WRITTEN EXERCISE: Take every line from the material that has the word "Transcribe" in it.

◆ ◆ ◆ ◆ ◆ ◆ ◆

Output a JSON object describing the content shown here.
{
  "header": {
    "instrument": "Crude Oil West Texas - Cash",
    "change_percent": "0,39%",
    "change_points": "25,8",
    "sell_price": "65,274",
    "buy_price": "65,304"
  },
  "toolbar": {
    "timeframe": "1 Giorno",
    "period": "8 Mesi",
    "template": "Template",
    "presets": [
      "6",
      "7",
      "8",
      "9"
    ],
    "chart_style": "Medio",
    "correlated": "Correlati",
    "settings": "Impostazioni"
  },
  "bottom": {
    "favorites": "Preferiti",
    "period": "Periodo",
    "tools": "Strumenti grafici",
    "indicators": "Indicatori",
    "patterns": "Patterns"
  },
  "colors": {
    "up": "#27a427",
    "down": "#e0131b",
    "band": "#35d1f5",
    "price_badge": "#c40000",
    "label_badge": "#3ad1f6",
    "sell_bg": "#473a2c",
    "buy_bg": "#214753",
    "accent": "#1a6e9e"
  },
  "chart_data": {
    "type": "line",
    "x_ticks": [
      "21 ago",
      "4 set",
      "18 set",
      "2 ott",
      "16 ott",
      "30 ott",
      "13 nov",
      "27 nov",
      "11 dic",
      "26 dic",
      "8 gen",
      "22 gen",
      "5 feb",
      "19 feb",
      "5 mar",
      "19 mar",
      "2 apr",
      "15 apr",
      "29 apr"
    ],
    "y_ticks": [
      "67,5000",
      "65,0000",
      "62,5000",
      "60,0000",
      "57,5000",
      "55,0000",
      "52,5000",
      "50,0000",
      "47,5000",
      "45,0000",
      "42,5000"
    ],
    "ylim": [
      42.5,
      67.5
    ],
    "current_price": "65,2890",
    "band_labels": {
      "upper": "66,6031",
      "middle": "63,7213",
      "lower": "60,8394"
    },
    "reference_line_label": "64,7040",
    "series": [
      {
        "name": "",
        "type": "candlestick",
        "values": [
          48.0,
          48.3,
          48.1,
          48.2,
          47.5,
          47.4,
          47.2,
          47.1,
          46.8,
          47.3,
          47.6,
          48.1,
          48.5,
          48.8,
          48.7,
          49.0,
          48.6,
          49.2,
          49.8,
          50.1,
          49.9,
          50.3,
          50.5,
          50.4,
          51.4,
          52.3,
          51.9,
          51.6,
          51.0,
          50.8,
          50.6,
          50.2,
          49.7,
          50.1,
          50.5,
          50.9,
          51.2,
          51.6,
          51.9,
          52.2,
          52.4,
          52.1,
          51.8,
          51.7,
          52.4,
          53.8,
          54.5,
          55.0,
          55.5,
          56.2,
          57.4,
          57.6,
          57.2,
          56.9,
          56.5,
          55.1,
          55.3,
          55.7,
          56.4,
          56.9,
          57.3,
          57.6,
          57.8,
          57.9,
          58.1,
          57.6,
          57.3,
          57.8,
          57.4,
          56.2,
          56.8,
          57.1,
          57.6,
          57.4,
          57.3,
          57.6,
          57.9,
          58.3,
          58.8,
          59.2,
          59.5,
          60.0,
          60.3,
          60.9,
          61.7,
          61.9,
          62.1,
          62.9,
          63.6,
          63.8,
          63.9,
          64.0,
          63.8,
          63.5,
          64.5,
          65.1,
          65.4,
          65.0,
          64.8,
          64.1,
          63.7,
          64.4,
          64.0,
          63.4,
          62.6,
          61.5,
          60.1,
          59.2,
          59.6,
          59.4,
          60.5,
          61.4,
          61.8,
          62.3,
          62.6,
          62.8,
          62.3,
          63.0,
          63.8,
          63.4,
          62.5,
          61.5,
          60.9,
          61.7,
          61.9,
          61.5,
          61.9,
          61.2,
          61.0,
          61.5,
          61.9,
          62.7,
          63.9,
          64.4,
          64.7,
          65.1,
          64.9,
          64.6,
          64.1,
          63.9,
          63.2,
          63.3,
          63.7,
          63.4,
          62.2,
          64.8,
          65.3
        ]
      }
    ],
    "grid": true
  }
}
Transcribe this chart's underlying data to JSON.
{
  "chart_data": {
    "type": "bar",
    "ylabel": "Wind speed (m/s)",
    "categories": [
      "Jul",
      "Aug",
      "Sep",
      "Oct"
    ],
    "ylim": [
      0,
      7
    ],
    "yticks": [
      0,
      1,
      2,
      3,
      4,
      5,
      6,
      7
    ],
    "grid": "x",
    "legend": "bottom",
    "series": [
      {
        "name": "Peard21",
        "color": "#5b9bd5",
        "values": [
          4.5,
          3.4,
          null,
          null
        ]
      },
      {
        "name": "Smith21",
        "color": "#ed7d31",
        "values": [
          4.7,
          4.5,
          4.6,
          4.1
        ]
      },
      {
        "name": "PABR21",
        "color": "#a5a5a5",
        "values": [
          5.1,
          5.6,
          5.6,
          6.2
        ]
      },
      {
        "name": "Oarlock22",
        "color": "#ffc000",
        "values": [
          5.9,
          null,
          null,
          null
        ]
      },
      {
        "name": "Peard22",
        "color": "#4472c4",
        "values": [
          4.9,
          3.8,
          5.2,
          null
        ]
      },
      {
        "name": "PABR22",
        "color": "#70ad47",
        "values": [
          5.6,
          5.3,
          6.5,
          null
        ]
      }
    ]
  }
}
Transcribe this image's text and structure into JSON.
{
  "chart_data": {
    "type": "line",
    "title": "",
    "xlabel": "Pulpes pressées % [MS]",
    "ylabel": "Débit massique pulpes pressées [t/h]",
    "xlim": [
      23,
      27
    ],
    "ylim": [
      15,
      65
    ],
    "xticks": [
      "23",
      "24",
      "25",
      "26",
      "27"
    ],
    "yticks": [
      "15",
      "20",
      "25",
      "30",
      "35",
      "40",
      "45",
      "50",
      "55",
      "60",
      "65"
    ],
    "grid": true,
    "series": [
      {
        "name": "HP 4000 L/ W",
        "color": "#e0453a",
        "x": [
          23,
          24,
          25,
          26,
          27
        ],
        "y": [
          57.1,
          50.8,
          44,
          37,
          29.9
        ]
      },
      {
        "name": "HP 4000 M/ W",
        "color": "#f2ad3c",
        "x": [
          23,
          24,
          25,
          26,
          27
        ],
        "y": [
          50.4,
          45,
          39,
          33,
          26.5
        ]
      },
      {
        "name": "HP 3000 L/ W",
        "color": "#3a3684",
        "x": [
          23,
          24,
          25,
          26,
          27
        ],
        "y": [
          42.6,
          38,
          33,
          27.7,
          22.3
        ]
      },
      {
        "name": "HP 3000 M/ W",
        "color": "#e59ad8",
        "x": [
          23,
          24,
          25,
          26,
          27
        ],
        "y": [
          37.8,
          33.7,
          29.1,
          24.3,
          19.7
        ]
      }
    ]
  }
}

◆ ◆ ◆ ◆ ◆ ◆ ◆

RESULT OF THIS TASK:
Transcribe this chart's underlying data to JSON.
Transcribe this image's text and structure into JSON.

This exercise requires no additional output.